Here are some records; copy every line that holds the word "Szwajcarii".

[Extracted data entries]
--
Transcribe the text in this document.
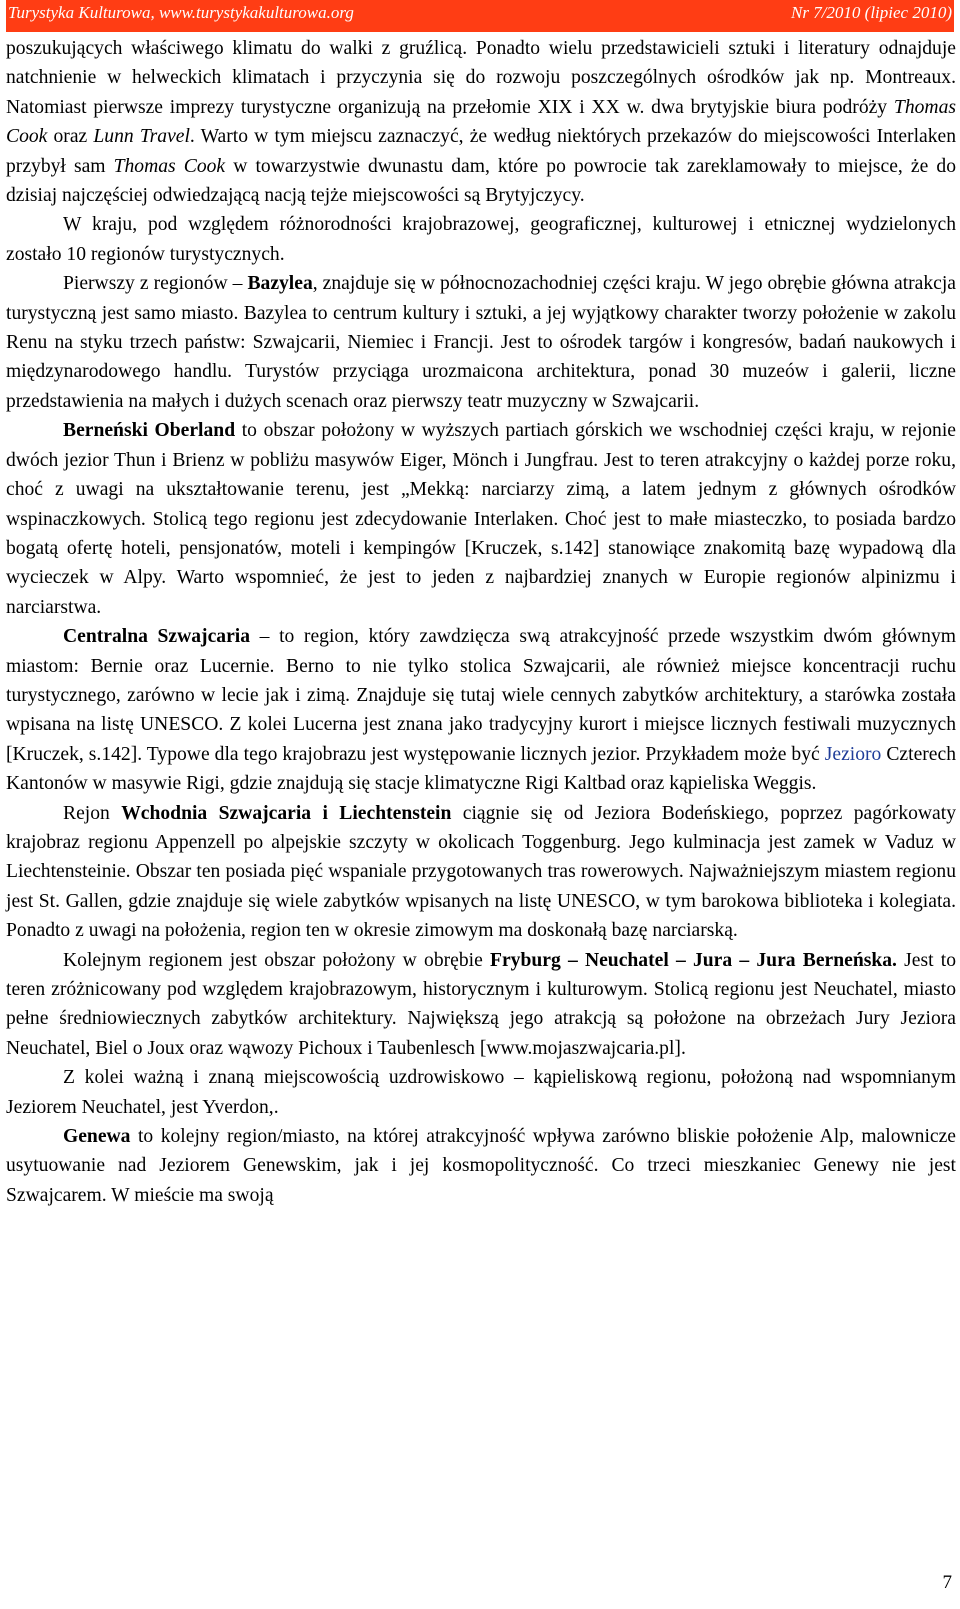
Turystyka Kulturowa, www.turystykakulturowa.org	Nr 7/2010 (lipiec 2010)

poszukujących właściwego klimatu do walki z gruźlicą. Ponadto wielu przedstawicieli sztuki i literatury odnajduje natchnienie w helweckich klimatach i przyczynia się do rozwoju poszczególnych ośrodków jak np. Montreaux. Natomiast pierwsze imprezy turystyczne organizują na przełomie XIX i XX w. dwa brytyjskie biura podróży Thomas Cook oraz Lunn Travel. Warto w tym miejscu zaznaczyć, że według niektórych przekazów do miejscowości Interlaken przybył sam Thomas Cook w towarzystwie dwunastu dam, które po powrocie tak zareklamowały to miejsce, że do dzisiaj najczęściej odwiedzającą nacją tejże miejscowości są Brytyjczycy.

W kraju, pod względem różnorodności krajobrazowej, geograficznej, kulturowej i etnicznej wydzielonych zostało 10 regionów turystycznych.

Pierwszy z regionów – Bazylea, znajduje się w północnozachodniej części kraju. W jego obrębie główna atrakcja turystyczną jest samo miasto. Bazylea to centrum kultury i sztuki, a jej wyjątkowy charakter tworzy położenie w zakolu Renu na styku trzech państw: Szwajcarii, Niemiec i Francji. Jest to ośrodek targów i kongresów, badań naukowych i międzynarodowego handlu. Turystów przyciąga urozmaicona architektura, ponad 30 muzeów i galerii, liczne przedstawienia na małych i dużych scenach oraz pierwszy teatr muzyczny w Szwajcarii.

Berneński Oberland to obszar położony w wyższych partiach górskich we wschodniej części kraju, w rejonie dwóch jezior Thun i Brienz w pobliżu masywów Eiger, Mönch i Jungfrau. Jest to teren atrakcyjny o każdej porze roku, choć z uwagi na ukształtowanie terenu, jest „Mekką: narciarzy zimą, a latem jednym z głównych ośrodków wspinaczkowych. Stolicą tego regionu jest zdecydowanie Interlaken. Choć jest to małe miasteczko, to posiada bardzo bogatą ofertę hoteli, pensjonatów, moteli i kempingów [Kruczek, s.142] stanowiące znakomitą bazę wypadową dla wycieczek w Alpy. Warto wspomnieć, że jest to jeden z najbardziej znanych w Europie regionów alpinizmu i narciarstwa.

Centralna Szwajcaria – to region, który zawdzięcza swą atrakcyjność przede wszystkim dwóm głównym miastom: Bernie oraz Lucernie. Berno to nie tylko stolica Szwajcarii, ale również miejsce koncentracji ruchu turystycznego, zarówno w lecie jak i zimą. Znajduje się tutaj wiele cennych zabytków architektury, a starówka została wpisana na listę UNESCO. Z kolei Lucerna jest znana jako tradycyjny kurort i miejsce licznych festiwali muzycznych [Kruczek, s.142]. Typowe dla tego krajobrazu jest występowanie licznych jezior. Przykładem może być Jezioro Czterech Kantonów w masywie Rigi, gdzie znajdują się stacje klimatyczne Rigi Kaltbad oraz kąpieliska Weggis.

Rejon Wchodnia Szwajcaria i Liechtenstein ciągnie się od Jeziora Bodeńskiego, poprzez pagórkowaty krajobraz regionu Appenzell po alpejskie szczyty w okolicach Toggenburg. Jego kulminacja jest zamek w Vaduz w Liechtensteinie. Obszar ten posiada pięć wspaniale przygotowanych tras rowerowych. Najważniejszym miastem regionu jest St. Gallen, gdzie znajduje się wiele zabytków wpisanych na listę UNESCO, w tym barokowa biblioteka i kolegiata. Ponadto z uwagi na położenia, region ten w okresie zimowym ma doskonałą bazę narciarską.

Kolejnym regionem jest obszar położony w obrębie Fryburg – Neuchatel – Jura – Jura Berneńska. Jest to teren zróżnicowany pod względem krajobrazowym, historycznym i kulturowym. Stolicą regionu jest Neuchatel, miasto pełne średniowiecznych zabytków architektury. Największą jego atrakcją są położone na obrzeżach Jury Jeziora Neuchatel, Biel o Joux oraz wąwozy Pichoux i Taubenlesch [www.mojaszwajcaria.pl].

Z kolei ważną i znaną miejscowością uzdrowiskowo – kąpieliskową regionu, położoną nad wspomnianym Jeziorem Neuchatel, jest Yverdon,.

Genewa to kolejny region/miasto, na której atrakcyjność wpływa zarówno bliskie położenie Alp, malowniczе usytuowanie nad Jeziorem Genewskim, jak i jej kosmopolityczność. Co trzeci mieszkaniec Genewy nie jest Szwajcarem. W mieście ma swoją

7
--
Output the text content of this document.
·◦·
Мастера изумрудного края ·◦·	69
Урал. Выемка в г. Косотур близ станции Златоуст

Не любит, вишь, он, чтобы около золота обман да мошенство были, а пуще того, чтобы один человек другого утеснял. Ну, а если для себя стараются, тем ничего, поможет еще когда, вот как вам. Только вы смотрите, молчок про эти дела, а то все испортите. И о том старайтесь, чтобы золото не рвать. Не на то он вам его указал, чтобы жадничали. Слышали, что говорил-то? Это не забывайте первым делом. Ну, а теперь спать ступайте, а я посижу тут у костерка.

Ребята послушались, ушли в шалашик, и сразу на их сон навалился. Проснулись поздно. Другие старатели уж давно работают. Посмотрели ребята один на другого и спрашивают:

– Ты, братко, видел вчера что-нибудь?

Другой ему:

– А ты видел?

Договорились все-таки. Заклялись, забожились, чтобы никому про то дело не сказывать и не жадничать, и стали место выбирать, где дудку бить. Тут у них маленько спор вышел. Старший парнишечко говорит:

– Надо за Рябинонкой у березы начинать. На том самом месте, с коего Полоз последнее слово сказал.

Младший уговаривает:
--
TASK OUTPUT |
Pierwszy z regionów – Bazylea, znajduje się w północnozachodniej części kraju. W jego obrębie główna atrakcja turystyczną jest samo miasto. Bazylea to centrum kultury i sztuki, a jej wyjątkowy charakter tworzy położenie w zakolu Renu na styku trzech państw: Szwajcarii, Niemiec i Francji. Jest to ośrodek targów i kongresów, badań naukowych i międzynarodowego handlu. Turystów przyciąga urozmaicona architektura, ponad 30 muzeów i galerii, liczne przedstawienia na małych i dużych scenach oraz pierwszy teatr muzyczny w Szwajcarii.
Centralna Szwajcaria – to region, który zawdzięcza swą atrakcyjność przede wszystkim dwóm głównym miastom: Bernie oraz Lucernie. Berno to nie tylko stolica Szwajcarii, ale również miejsce koncentracji ruchu turystycznego, zarówno w lecie jak i zimą. Znajduje się tutaj wiele cennych zabytków architektury, a starówka została wpisana na listę UNESCO. Z kolei Lucerna jest znana jako tradycyjny kurort i miejsce licznych festiwali muzycznych [Kruczek, s.142]. Typowe dla tego krajobrazu jest występowanie licznych jezior. Przykładem może być Jezioro Czterech Kantonów w masywie Rigi, gdzie znajdują się stacje klimatyczne Rigi Kaltbad oraz kąpieliska Weggis.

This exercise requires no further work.